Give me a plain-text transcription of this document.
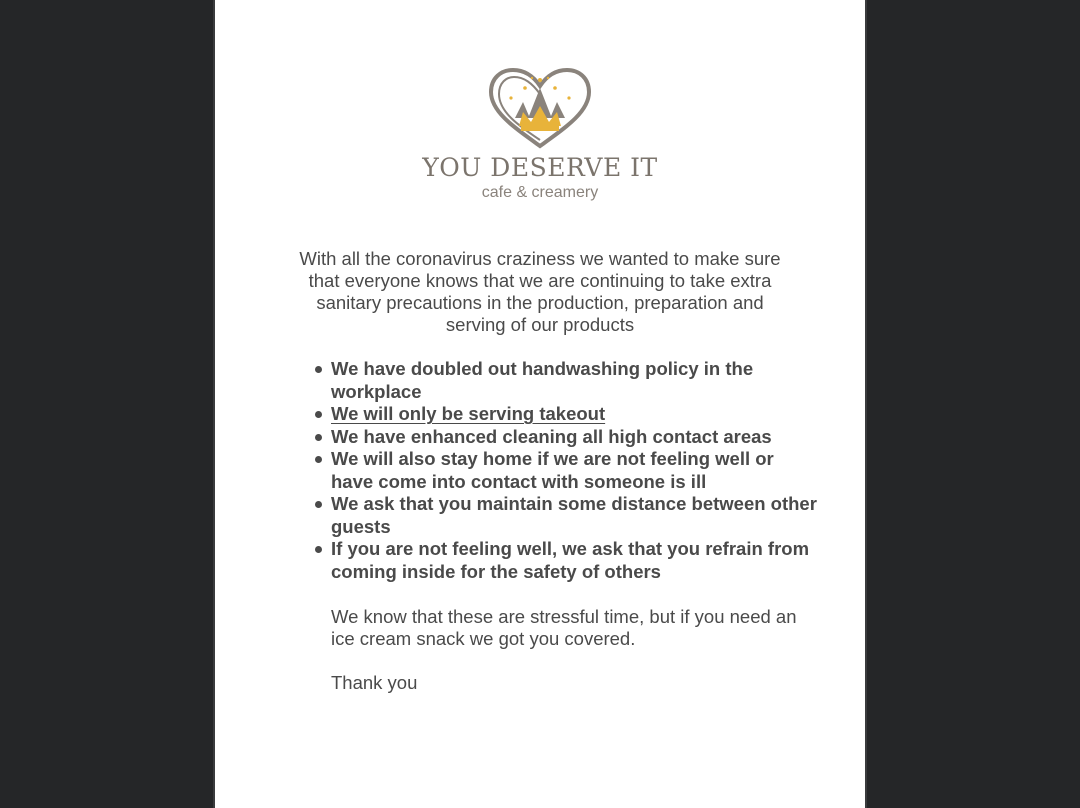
YOU DESERVE IT
cafe & creamery
With all the coronavirus craziness we wanted to make sure that everyone knows that we are continuing to take extra sanitary precautions in the production, preparation and serving of our products
We have doubled out handwashing policy in the workplace
We will only be serving takeout
We have enhanced cleaning all high contact areas
We will also stay home if we are not feeling well or have come into contact with someone is ill
We ask that you maintain some distance between other guests
If you are not feeling well, we ask that you refrain from coming inside for the safety of others
We know that these are stressful time, but if you need an ice cream snack we got you covered.
Thank you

------------------------------------

Work item
Restate it all word for word: every record, no pictures.

Result
Give me a plain-text transcription of this document.
YOU DESERVE IT
cafe & creamery
With all the coronavirus craziness we wanted to make sure that everyone knows that we are continuing to take extra sanitary precautions in the production, preparation and serving of our products
We have doubled out handwashing policy in the workplace
We will only be serving takeout
We have enhanced cleaning all high contact areas
We will also stay home if we are not feeling well or have come into contact with someone is ill
We ask that you maintain some distance between other guests
If you are not feeling well, we ask that you refrain from coming inside for the safety of others
We know that these are stressful time, but if you need an ice cream snack we got you covered.
Thank you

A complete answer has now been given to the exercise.